## Records provided
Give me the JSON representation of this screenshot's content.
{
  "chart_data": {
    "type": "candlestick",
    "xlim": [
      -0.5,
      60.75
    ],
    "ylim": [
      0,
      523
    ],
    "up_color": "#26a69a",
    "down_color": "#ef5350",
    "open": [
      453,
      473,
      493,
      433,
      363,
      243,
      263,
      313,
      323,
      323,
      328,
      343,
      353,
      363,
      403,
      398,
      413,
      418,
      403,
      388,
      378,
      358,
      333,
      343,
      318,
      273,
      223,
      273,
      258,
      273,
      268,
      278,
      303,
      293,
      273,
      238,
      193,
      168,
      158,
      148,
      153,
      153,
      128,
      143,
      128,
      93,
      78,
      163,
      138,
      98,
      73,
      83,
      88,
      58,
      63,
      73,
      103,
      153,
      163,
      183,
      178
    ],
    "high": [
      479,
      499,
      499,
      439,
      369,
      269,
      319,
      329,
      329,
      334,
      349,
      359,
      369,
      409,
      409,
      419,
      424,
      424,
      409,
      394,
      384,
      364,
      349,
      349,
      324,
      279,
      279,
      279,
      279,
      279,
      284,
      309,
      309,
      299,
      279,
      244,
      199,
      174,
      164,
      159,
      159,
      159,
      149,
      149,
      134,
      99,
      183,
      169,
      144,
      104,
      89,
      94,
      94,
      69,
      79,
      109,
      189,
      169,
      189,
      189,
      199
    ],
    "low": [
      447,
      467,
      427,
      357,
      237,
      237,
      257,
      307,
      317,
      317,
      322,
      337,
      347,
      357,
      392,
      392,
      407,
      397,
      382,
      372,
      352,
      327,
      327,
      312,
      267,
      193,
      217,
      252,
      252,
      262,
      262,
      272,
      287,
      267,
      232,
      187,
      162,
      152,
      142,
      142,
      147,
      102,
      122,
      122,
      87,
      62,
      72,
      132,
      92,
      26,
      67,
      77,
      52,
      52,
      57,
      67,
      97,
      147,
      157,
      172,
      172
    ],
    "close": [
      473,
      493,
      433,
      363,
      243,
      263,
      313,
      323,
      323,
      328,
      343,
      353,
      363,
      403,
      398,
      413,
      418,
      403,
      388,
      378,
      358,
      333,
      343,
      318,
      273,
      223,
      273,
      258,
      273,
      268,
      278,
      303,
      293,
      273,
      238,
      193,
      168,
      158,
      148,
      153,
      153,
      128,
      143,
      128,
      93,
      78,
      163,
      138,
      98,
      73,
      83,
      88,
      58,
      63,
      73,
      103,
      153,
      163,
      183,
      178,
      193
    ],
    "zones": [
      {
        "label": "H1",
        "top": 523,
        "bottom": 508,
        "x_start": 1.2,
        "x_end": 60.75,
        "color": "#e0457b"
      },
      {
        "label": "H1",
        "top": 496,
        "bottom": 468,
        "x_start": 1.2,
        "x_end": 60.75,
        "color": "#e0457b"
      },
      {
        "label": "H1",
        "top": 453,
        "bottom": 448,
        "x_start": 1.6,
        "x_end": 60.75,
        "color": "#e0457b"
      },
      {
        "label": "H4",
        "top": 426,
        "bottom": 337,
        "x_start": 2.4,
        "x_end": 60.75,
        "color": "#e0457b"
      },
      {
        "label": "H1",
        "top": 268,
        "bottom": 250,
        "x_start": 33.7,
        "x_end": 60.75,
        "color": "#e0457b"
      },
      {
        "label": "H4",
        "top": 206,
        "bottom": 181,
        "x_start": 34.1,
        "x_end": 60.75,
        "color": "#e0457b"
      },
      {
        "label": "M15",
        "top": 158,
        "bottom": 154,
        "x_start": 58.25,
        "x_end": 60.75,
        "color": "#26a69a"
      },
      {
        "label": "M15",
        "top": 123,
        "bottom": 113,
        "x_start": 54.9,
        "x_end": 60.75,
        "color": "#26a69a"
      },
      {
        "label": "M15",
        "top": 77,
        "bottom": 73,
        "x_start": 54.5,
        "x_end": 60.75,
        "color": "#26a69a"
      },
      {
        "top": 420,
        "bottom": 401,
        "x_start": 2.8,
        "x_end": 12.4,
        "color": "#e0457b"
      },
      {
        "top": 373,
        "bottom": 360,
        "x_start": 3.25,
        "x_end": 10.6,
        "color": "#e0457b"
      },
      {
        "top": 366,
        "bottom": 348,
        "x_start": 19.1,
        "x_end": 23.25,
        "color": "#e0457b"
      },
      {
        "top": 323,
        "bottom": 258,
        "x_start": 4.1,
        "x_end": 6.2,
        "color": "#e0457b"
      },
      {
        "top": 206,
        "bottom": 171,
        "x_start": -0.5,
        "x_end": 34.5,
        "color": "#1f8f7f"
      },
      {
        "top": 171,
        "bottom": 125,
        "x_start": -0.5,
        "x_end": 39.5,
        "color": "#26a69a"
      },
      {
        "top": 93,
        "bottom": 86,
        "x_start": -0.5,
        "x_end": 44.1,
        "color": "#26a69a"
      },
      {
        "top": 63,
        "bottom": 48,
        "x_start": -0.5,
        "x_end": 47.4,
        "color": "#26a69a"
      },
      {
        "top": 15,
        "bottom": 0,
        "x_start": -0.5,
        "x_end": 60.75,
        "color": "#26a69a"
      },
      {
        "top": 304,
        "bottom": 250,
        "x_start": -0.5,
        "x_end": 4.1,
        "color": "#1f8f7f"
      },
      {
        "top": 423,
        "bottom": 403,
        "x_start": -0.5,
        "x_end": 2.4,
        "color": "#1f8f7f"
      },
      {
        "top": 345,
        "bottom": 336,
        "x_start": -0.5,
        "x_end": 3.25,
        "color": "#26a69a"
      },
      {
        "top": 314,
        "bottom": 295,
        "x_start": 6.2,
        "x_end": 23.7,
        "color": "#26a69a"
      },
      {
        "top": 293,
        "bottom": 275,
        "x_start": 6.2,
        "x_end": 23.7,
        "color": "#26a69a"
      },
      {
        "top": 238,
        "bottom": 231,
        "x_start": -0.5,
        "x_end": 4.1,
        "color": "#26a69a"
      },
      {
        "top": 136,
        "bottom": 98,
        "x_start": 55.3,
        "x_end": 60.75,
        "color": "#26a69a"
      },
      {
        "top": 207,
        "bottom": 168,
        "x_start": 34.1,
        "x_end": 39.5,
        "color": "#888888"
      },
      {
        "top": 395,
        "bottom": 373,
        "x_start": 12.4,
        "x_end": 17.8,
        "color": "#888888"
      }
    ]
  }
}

## Required task
Copy out all the entries shown above, character for character.

## The result
Give me the JSON representation of this screenshot's content.
{
  "chart_data": {
    "type": "candlestick",
    "xlim": [
      -0.5,
      60.75
    ],
    "ylim": [
      0,
      523
    ],
    "up_color": "#26a69a",
    "down_color": "#ef5350",
    "open": [
      453,
      473,
      493,
      433,
      363,
      243,
      263,
      313,
      323,
      323,
      328,
      343,
      353,
      363,
      403,
      398,
      413,
      418,
      403,
      388,
      378,
      358,
      333,
      343,
      318,
      273,
      223,
      273,
      258,
      273,
      268,
      278,
      303,
      293,
      273,
      238,
      193,
      168,
      158,
      148,
      153,
      153,
      128,
      143,
      128,
      93,
      78,
      163,
      138,
      98,
      73,
      83,
      88,
      58,
      63,
      73,
      103,
      153,
      163,
      183,
      178
    ],
    "high": [
      479,
      499,
      499,
      439,
      369,
      269,
      319,
      329,
      329,
      334,
      349,
      359,
      369,
      409,
      409,
      419,
      424,
      424,
      409,
      394,
      384,
      364,
      349,
      349,
      324,
      279,
      279,
      279,
      279,
      279,
      284,
      309,
      309,
      299,
      279,
      244,
      199,
      174,
      164,
      159,
      159,
      159,
      149,
      149,
      134,
      99,
      183,
      169,
      144,
      104,
      89,
      94,
      94,
      69,
      79,
      109,
      189,
      169,
      189,
      189,
      199
    ],
    "low": [
      447,
      467,
      427,
      357,
      237,
      237,
      257,
      307,
      317,
      317,
      322,
      337,
      347,
      357,
      392,
      392,
      407,
      397,
      382,
      372,
      352,
      327,
      327,
      312,
      267,
      193,
      217,
      252,
      252,
      262,
      262,
      272,
      287,
      267,
      232,
      187,
      162,
      152,
      142,
      142,
      147,
      102,
      122,
      122,
      87,
      62,
      72,
      132,
      92,
      26,
      67,
      77,
      52,
      52,
      57,
      67,
      97,
      147,
      157,
      172,
      172
    ],
    "close": [
      473,
      493,
      433,
      363,
      243,
      263,
      313,
      323,
      323,
      328,
      343,
      353,
      363,
      403,
      398,
      413,
      418,
      403,
      388,
      378,
      358,
      333,
      343,
      318,
      273,
      223,
      273,
      258,
      273,
      268,
      278,
      303,
      293,
      273,
      238,
      193,
      168,
      158,
      148,
      153,
      153,
      128,
      143,
      128,
      93,
      78,
      163,
      138,
      98,
      73,
      83,
      88,
      58,
      63,
      73,
      103,
      153,
      163,
      183,
      178,
      193
    ],
    "zones": [
      {
        "label": "H1",
        "top": 523,
        "bottom": 508,
        "x_start": 1.2,
        "x_end": 60.75,
        "color": "#e0457b"
      },
      {
        "label": "H1",
        "top": 496,
        "bottom": 468,
        "x_start": 1.2,
        "x_end": 60.75,
        "color": "#e0457b"
      },
      {
        "label": "H1",
        "top": 453,
        "bottom": 448,
        "x_start": 1.6,
        "x_end": 60.75,
        "color": "#e0457b"
      },
      {
        "label": "H4",
        "top": 426,
        "bottom": 337,
        "x_start": 2.4,
        "x_end": 60.75,
        "color": "#e0457b"
      },
      {
        "label": "H1",
        "top": 268,
        "bottom": 250,
        "x_start": 33.7,
        "x_end": 60.75,
        "color": "#e0457b"
      },
      {
        "label": "H4",
        "top": 206,
        "bottom": 181,
        "x_start": 34.1,
        "x_end": 60.75,
        "color": "#e0457b"
      },
      {
        "label": "M15",
        "top": 158,
        "bottom": 154,
        "x_start": 58.25,
        "x_end": 60.75,
        "color": "#26a69a"
      },
      {
        "label": "M15",
        "top": 123,
        "bottom": 113,
        "x_start": 54.9,
        "x_end": 60.75,
        "color": "#26a69a"
      },
      {
        "label": "M15",
        "top": 77,
        "bottom": 73,
        "x_start": 54.5,
        "x_end": 60.75,
        "color": "#26a69a"
      },
      {
        "top": 420,
        "bottom": 401,
        "x_start": 2.8,
        "x_end": 12.4,
        "color": "#e0457b"
      },
      {
        "top": 373,
        "bottom": 360,
        "x_start": 3.25,
        "x_end": 10.6,
        "color": "#e0457b"
      },
      {
        "top": 366,
        "bottom": 348,
        "x_start": 19.1,
        "x_end": 23.25,
        "color": "#e0457b"
      },
      {
        "top": 323,
        "bottom": 258,
        "x_start": 4.1,
        "x_end": 6.2,
        "color": "#e0457b"
      },
      {
        "top": 206,
        "bottom": 171,
        "x_start": -0.5,
        "x_end": 34.5,
        "color": "#1f8f7f"
      },
      {
        "top": 171,
        "bottom": 125,
        "x_start": -0.5,
        "x_end": 39.5,
        "color": "#26a69a"
      },
      {
        "top": 93,
        "bottom": 86,
        "x_start": -0.5,
        "x_end": 44.1,
        "color": "#26a69a"
      },
      {
        "top": 63,
        "bottom": 48,
        "x_start": -0.5,
        "x_end": 47.4,
        "color": "#26a69a"
      },
      {
        "top": 15,
        "bottom": 0,
        "x_start": -0.5,
        "x_end": 60.75,
        "color": "#26a69a"
      },
      {
        "top": 304,
        "bottom": 250,
        "x_start": -0.5,
        "x_end": 4.1,
        "color": "#1f8f7f"
      },
      {
        "top": 423,
        "bottom": 403,
        "x_start": -0.5,
        "x_end": 2.4,
        "color": "#1f8f7f"
      },
      {
        "top": 345,
        "bottom": 336,
        "x_start": -0.5,
        "x_end": 3.25,
        "color": "#26a69a"
      },
      {
        "top": 314,
        "bottom": 295,
        "x_start": 6.2,
        "x_end": 23.7,
        "color": "#26a69a"
      },
      {
        "top": 293,
        "bottom": 275,
        "x_start": 6.2,
        "x_end": 23.7,
        "color": "#26a69a"
      },
      {
        "top": 238,
        "bottom": 231,
        "x_start": -0.5,
        "x_end": 4.1,
        "color": "#26a69a"
      },
      {
        "top": 136,
        "bottom": 98,
        "x_start": 55.3,
        "x_end": 60.75,
        "color": "#26a69a"
      },
      {
        "top": 207,
        "bottom": 168,
        "x_start": 34.1,
        "x_end": 39.5,
        "color": "#888888"
      },
      {
        "top": 395,
        "bottom": 373,
        "x_start": 12.4,
        "x_end": 17.8,
        "color": "#888888"
      }
    ]
  }
}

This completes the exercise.